> Work to complete: Write out each line of the material again, word for word.

### Input rows

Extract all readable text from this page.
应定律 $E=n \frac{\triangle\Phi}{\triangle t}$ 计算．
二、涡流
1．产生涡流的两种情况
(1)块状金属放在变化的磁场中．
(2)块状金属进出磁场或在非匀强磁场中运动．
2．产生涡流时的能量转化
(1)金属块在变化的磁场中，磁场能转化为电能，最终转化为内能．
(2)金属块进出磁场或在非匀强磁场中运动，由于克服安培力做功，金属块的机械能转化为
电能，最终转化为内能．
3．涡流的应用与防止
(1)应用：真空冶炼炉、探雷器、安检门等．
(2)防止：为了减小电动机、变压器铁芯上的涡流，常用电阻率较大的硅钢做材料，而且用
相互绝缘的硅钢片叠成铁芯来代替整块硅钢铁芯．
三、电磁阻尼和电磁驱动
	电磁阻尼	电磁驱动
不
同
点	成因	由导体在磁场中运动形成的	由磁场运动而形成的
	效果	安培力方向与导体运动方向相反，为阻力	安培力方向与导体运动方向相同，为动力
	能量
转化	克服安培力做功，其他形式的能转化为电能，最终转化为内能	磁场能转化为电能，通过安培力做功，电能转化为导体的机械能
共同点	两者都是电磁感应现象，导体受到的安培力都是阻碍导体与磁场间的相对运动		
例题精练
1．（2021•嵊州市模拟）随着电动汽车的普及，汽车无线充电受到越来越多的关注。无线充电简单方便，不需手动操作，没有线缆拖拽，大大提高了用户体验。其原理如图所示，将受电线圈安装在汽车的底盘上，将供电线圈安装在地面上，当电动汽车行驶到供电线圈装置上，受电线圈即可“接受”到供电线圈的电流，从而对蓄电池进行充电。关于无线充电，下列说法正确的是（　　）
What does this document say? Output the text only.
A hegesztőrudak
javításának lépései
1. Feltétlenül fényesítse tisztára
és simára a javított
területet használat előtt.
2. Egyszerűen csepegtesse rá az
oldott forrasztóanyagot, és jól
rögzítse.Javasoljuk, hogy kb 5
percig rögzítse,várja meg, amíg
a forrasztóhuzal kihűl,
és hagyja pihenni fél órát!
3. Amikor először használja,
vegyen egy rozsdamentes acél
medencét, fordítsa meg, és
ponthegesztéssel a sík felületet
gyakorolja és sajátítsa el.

######

> The reply:
Extract all readable text from this page.
应定律 $E=n \frac{\triangle\Phi}{\triangle t}$ 计算．
二、涡流
1．产生涡流的两种情况
(1)块状金属放在变化的磁场中．
(2)块状金属进出磁场或在非匀强磁场中运动．
2．产生涡流时的能量转化
(1)金属块在变化的磁场中，磁场能转化为电能，最终转化为内能．
(2)金属块进出磁场或在非匀强磁场中运动，由于克服安培力做功，金属块的机械能转化为
电能，最终转化为内能．
3．涡流的应用与防止
(1)应用：真空冶炼炉、探雷器、安检门等．
(2)防止：为了减小电动机、变压器铁芯上的涡流，常用电阻率较大的硅钢做材料，而且用
相互绝缘的硅钢片叠成铁芯来代替整块硅钢铁芯．
三、电磁阻尼和电磁驱动
	电磁阻尼	电磁驱动
不
同
点	成因	由导体在磁场中运动形成的	由磁场运动而形成的
	效果	安培力方向与导体运动方向相反，为阻力	安培力方向与导体运动方向相同，为动力
	能量
转化	克服安培力做功，其他形式的能转化为电能，最终转化为内能	磁场能转化为电能，通过安培力做功，电能转化为导体的机械能
共同点	两者都是电磁感应现象，导体受到的安培力都是阻碍导体与磁场间的相对运动		
例题精练
1．（2021•嵊州市模拟）随着电动汽车的普及，汽车无线充电受到越来越多的关注。无线充电简单方便，不需手动操作，没有线缆拖拽，大大提高了用户体验。其原理如图所示，将受电线圈安装在汽车的底盘上，将供电线圈安装在地面上，当电动汽车行驶到供电线圈装置上，受电线圈即可“接受”到供电线圈的电流，从而对蓄电池进行充电。关于无线充电，下列说法正确的是（　　）
What does this document say? Output the text only.
A hegesztőrudak
javításának lépései
1. Feltétlenül fényesítse tisztára
és simára a javított
területet használat előtt.
2. Egyszerűen csepegtesse rá az
oldott forrasztóanyagot, és jól
rögzítse.Javasoljuk, hogy kb 5
percig rögzítse,várja meg, amíg
a forrasztóhuzal kihűl,
és hagyja pihenni fél órát!
3. Amikor először használja,
vegyen egy rozsdamentes acél
medencét, fordítsa meg, és
ponthegesztéssel a sík felületet
gyakorolja és sajátítsa el.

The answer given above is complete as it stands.